(Saved entries)
▼▼▼
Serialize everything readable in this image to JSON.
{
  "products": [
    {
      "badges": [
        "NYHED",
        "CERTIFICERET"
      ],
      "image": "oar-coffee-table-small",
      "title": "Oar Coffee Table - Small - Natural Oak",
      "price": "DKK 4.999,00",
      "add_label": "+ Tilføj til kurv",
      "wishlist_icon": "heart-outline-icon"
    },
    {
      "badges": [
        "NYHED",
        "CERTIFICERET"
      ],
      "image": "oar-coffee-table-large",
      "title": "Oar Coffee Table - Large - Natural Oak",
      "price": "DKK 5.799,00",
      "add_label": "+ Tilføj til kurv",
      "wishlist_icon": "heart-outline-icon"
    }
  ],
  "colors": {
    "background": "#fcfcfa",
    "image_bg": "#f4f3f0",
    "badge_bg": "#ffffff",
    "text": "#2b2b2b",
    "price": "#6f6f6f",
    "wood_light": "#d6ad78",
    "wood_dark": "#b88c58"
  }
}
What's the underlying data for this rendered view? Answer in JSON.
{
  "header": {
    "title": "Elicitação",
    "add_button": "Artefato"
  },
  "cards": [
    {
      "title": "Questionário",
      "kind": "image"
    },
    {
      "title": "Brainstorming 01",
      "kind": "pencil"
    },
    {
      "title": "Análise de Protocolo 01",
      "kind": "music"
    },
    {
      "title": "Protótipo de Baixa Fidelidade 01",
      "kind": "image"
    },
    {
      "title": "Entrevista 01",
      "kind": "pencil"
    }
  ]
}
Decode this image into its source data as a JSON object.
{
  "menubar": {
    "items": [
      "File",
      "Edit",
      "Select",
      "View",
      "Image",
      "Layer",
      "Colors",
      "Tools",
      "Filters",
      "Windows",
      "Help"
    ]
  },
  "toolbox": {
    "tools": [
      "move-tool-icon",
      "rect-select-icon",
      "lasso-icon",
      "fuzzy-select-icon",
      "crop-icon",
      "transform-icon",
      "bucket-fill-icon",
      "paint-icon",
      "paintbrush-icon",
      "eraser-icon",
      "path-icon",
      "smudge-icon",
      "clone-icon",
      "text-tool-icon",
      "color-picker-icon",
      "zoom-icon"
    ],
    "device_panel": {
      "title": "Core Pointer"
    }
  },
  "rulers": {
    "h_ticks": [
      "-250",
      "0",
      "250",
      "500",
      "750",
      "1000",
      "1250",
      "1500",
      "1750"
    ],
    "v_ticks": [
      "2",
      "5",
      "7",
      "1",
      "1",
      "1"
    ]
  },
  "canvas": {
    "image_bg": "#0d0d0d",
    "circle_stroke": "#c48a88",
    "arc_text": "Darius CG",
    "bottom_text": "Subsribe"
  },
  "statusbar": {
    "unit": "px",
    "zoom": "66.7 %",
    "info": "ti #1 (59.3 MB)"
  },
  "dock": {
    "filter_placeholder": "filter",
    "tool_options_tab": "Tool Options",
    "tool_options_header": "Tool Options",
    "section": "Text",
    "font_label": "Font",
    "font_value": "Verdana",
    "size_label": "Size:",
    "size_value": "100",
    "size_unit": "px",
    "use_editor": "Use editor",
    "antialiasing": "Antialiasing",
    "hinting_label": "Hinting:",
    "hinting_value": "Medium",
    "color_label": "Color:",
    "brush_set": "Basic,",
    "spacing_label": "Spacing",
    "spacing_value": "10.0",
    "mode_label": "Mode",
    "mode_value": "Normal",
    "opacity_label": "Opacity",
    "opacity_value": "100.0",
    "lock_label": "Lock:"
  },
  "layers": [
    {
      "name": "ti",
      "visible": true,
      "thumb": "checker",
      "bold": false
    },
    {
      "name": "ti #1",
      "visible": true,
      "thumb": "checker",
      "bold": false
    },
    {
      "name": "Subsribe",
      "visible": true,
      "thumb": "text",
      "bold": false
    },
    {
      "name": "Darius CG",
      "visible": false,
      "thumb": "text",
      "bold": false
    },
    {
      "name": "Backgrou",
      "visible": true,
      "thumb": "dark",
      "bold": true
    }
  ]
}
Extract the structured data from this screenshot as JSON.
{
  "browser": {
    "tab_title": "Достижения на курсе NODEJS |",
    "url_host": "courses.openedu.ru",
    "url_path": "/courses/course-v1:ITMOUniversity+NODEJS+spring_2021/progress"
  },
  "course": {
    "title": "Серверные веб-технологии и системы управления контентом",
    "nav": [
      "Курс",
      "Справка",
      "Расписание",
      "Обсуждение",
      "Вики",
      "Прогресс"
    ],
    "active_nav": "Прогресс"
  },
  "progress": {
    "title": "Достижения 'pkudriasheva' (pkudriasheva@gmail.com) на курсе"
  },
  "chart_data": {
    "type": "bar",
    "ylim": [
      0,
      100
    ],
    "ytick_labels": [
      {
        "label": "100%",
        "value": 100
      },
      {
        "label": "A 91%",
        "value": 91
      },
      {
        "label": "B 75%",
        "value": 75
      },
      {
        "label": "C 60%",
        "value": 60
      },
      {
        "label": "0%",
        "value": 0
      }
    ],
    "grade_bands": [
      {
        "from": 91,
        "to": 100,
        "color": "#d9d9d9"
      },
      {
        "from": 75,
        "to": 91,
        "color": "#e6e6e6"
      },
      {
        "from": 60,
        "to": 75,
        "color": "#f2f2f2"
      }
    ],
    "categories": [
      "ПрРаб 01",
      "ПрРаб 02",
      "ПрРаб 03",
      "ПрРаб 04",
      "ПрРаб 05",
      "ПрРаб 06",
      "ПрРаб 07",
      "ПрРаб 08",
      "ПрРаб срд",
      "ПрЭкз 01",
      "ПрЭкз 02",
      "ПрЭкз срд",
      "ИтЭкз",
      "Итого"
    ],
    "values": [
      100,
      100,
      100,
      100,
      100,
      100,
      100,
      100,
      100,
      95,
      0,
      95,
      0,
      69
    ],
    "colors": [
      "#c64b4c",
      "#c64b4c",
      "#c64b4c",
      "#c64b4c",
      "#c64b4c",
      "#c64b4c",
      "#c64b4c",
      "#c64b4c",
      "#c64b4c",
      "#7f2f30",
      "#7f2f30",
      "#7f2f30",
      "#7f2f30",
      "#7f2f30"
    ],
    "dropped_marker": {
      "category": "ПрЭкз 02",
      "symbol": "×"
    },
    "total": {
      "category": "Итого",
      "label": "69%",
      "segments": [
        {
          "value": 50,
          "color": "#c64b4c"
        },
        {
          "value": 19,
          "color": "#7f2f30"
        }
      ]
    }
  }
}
▲▲▲
* _GIVEN REQUEST_: Write the data back out verbatim.

* _ANSWER TO THE EXERCISE_:
Serialize everything readable in this image to JSON.
{
  "products": [
    {
      "badges": [
        "NYHED",
        "CERTIFICERET"
      ],
      "image": "oar-coffee-table-small",
      "title": "Oar Coffee Table - Small - Natural Oak",
      "price": "DKK 4.999,00",
      "add_label": "+ Tilføj til kurv",
      "wishlist_icon": "heart-outline-icon"
    },
    {
      "badges": [
        "NYHED",
        "CERTIFICERET"
      ],
      "image": "oar-coffee-table-large",
      "title": "Oar Coffee Table - Large - Natural Oak",
      "price": "DKK 5.799,00",
      "add_label": "+ Tilføj til kurv",
      "wishlist_icon": "heart-outline-icon"
    }
  ],
  "colors": {
    "background": "#fcfcfa",
    "image_bg": "#f4f3f0",
    "badge_bg": "#ffffff",
    "text": "#2b2b2b",
    "price": "#6f6f6f",
    "wood_light": "#d6ad78",
    "wood_dark": "#b88c58"
  }
}
What's the underlying data for this rendered view? Answer in JSON.
{
  "header": {
    "title": "Elicitação",
    "add_button": "Artefato"
  },
  "cards": [
    {
      "title": "Questionário",
      "kind": "image"
    },
    {
      "title": "Brainstorming 01",
      "kind": "pencil"
    },
    {
      "title": "Análise de Protocolo 01",
      "kind": "music"
    },
    {
      "title": "Protótipo de Baixa Fidelidade 01",
      "kind": "image"
    },
    {
      "title": "Entrevista 01",
      "kind": "pencil"
    }
  ]
}
Decode this image into its source data as a JSON object.
{
  "menubar": {
    "items": [
      "File",
      "Edit",
      "Select",
      "View",
      "Image",
      "Layer",
      "Colors",
      "Tools",
      "Filters",
      "Windows",
      "Help"
    ]
  },
  "toolbox": {
    "tools": [
      "move-tool-icon",
      "rect-select-icon",
      "lasso-icon",
      "fuzzy-select-icon",
      "crop-icon",
      "transform-icon",
      "bucket-fill-icon",
      "paint-icon",
      "paintbrush-icon",
      "eraser-icon",
      "path-icon",
      "smudge-icon",
      "clone-icon",
      "text-tool-icon",
      "color-picker-icon",
      "zoom-icon"
    ],
    "device_panel": {
      "title": "Core Pointer"
    }
  },
  "rulers": {
    "h_ticks": [
      "-250",
      "0",
      "250",
      "500",
      "750",
      "1000",
      "1250",
      "1500",
      "1750"
    ],
    "v_ticks": [
      "2",
      "5",
      "7",
      "1",
      "1",
      "1"
    ]
  },
  "canvas": {
    "image_bg": "#0d0d0d",
    "circle_stroke": "#c48a88",
    "arc_text": "Darius CG",
    "bottom_text": "Subsribe"
  },
  "statusbar": {
    "unit": "px",
    "zoom": "66.7 %",
    "info": "ti #1 (59.3 MB)"
  },
  "dock": {
    "filter_placeholder": "filter",
    "tool_options_tab": "Tool Options",
    "tool_options_header": "Tool Options",
    "section": "Text",
    "font_label": "Font",
    "font_value": "Verdana",
    "size_label": "Size:",
    "size_value": "100",
    "size_unit": "px",
    "use_editor": "Use editor",
    "antialiasing": "Antialiasing",
    "hinting_label": "Hinting:",
    "hinting_value": "Medium",
    "color_label": "Color:",
    "brush_set": "Basic,",
    "spacing_label": "Spacing",
    "spacing_value": "10.0",
    "mode_label": "Mode",
    "mode_value": "Normal",
    "opacity_label": "Opacity",
    "opacity_value": "100.0",
    "lock_label": "Lock:"
  },
  "layers": [
    {
      "name": "ti",
      "visible": true,
      "thumb": "checker",
      "bold": false
    },
    {
      "name": "ti #1",
      "visible": true,
      "thumb": "checker",
      "bold": false
    },
    {
      "name": "Subsribe",
      "visible": true,
      "thumb": "text",
      "bold": false
    },
    {
      "name": "Darius CG",
      "visible": false,
      "thumb": "text",
      "bold": false
    },
    {
      "name": "Backgrou",
      "visible": true,
      "thumb": "dark",
      "bold": true
    }
  ]
}
Extract the structured data from this screenshot as JSON.
{
  "browser": {
    "tab_title": "Достижения на курсе NODEJS |",
    "url_host": "courses.openedu.ru",
    "url_path": "/courses/course-v1:ITMOUniversity+NODEJS+spring_2021/progress"
  },
  "course": {
    "title": "Серверные веб-технологии и системы управления контентом",
    "nav": [
      "Курс",
      "Справка",
      "Расписание",
      "Обсуждение",
      "Вики",
      "Прогресс"
    ],
    "active_nav": "Прогресс"
  },
  "progress": {
    "title": "Достижения 'pkudriasheva' (pkudriasheva@gmail.com) на курсе"
  },
  "chart_data": {
    "type": "bar",
    "ylim": [
      0,
      100
    ],
    "ytick_labels": [
      {
        "label": "100%",
        "value": 100
      },
      {
        "label": "A 91%",
        "value": 91
      },
      {
        "label": "B 75%",
        "value": 75
      },
      {
        "label": "C 60%",
        "value": 60
      },
      {
        "label": "0%",
        "value": 0
      }
    ],
    "grade_bands": [
      {
        "from": 91,
        "to": 100,
        "color": "#d9d9d9"
      },
      {
        "from": 75,
        "to": 91,
        "color": "#e6e6e6"
      },
      {
        "from": 60,
        "to": 75,
        "color": "#f2f2f2"
      }
    ],
    "categories": [
      "ПрРаб 01",
      "ПрРаб 02",
      "ПрРаб 03",
      "ПрРаб 04",
      "ПрРаб 05",
      "ПрРаб 06",
      "ПрРаб 07",
      "ПрРаб 08",
      "ПрРаб срд",
      "ПрЭкз 01",
      "ПрЭкз 02",
      "ПрЭкз срд",
      "ИтЭкз",
      "Итого"
    ],
    "values": [
      100,
      100,
      100,
      100,
      100,
      100,
      100,
      100,
      100,
      95,
      0,
      95,
      0,
      69
    ],
    "colors": [
      "#c64b4c",
      "#c64b4c",
      "#c64b4c",
      "#c64b4c",
      "#c64b4c",
      "#c64b4c",
      "#c64b4c",
      "#c64b4c",
      "#c64b4c",
      "#7f2f30",
      "#7f2f30",
      "#7f2f30",
      "#7f2f30",
      "#7f2f30"
    ],
    "dropped_marker": {
      "category": "ПрЭкз 02",
      "symbol": "×"
    },
    "total": {
      "category": "Итого",
      "label": "69%",
      "segments": [
        {
          "value": 50,
          "color": "#c64b4c"
        },
        {
          "value": 19,
          "color": "#7f2f30"
        }
      ]
    }
  }
}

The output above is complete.